Say how many lines contain the string "their". Give no other output.

Part of a data file:
[Start]
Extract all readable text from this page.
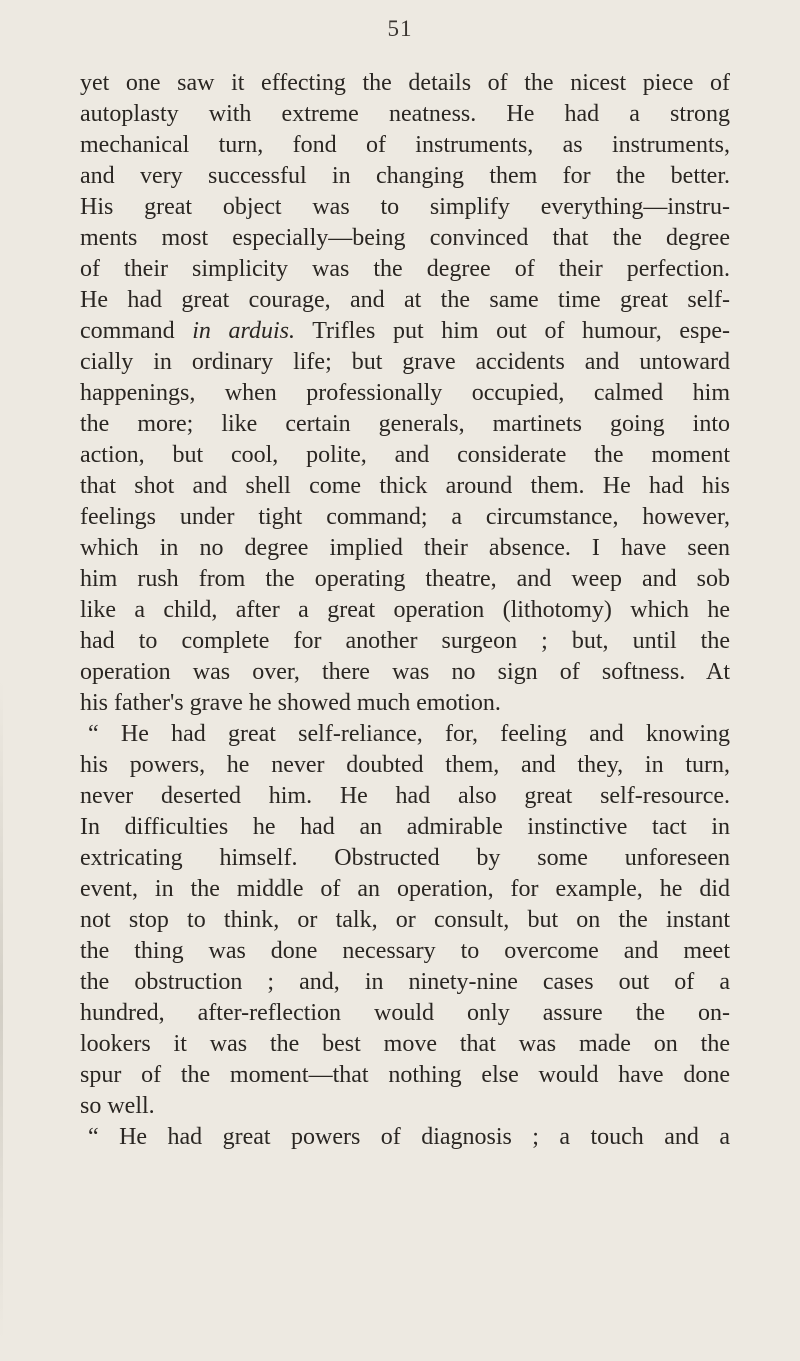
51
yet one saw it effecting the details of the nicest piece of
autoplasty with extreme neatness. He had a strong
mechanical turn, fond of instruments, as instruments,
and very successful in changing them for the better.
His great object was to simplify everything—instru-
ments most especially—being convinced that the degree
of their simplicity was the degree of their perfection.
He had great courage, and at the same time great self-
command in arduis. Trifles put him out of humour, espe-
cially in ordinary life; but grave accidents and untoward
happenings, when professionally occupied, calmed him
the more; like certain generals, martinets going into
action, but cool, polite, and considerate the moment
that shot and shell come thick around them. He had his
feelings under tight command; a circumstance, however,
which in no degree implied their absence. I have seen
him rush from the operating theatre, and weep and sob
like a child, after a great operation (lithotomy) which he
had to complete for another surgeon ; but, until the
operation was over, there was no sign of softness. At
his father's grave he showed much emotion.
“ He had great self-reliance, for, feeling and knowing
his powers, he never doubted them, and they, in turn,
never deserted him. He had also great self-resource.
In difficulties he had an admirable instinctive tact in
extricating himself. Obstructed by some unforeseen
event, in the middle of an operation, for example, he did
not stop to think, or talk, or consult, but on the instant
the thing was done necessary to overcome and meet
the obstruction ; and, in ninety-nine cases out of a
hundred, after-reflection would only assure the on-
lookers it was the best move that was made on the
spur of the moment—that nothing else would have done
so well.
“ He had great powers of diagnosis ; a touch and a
[End]
[Start]
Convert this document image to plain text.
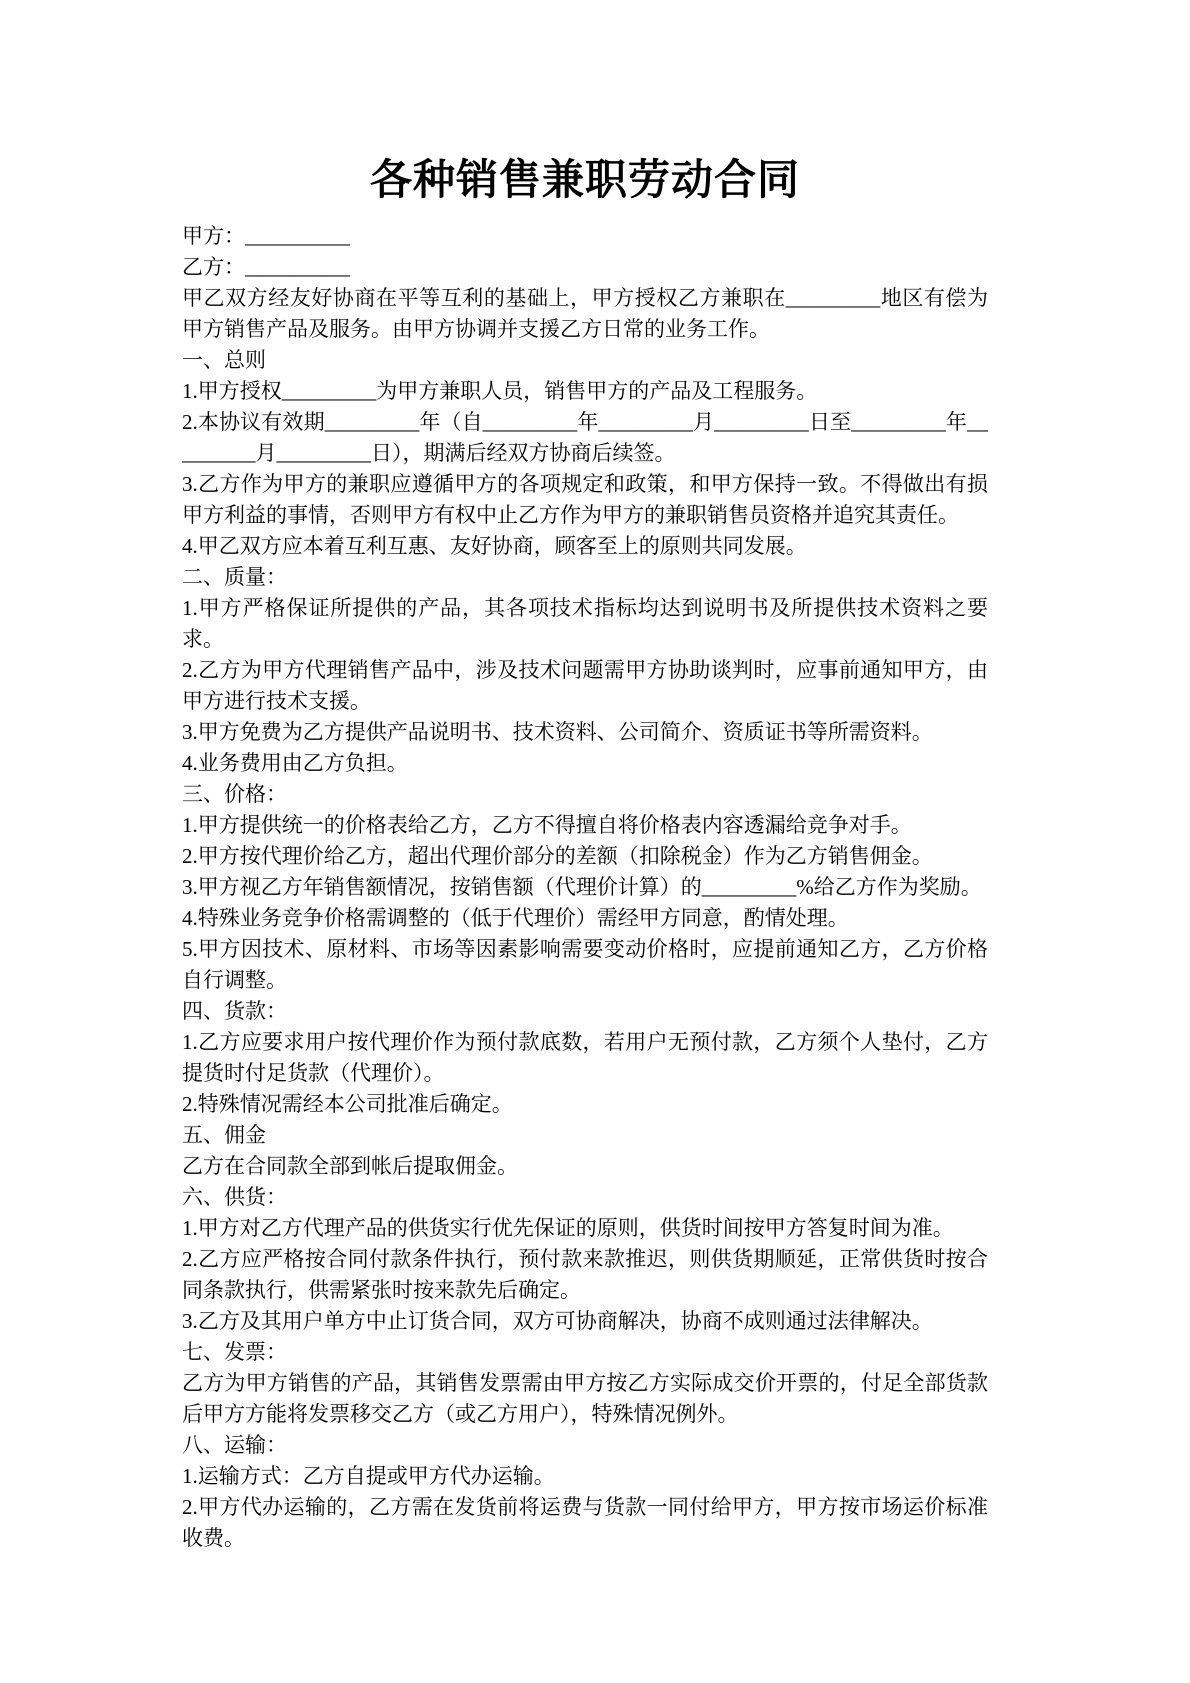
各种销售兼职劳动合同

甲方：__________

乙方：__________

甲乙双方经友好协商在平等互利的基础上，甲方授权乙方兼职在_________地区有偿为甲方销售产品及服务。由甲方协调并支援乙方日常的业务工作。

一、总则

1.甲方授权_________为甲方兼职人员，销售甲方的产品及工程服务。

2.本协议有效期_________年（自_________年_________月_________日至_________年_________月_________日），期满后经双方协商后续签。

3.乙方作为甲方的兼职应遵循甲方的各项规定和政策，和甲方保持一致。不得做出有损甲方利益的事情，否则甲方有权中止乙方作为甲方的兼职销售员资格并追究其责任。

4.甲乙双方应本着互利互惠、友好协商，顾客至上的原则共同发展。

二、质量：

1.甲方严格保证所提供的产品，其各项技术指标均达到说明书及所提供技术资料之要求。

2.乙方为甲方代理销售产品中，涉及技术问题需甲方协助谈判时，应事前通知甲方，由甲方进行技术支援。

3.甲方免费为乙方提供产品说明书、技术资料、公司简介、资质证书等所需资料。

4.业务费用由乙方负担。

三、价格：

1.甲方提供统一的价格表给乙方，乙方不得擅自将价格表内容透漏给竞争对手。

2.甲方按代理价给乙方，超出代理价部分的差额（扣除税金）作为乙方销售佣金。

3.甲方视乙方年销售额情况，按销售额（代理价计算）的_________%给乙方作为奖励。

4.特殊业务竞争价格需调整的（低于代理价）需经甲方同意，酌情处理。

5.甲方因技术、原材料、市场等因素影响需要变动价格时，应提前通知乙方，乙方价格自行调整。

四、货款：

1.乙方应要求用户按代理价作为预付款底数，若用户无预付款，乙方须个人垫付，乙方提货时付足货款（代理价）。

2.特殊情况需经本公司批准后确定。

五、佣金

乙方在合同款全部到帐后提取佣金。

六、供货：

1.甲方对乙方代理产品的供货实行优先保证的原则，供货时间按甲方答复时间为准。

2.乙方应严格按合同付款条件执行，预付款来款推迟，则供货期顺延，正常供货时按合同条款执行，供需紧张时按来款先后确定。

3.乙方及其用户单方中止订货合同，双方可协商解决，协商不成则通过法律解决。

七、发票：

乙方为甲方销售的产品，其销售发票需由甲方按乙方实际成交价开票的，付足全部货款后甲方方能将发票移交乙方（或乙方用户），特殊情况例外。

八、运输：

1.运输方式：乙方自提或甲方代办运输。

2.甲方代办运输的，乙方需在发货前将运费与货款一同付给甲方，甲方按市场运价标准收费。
[End]
[Start]
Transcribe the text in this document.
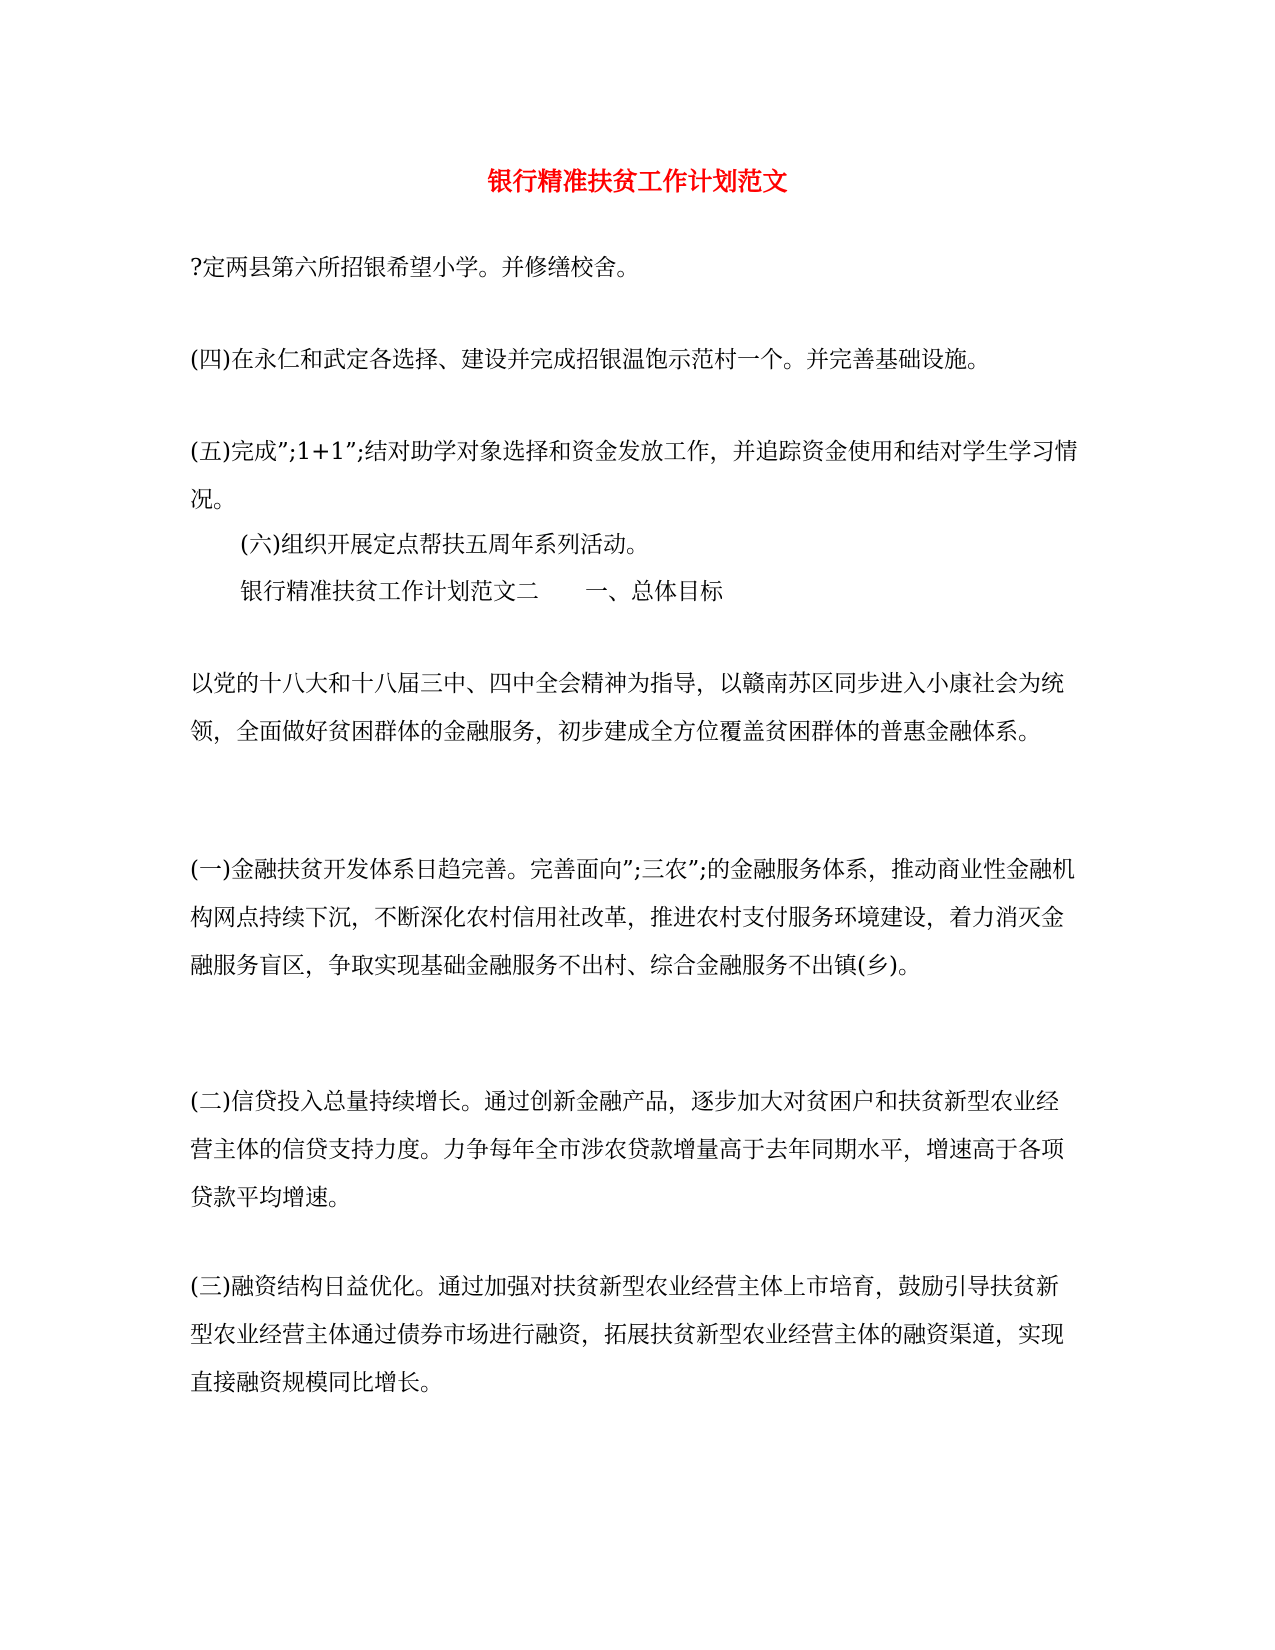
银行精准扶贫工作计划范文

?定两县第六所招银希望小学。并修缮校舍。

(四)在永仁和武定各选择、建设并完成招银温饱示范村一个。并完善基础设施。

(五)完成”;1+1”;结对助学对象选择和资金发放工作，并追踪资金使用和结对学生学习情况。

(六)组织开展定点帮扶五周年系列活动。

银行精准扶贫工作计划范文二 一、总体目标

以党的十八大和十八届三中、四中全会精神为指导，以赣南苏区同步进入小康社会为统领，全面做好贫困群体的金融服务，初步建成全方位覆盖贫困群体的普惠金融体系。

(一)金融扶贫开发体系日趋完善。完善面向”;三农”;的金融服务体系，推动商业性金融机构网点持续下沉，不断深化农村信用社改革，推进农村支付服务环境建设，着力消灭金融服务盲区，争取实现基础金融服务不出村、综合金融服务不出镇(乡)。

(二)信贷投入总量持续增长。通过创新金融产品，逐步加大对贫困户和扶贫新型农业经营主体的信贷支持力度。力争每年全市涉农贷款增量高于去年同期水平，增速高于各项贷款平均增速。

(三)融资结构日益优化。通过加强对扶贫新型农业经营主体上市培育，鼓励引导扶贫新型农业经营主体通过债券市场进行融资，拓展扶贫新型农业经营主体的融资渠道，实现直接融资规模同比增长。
[End]
_EXERCISE OUTPUT_
2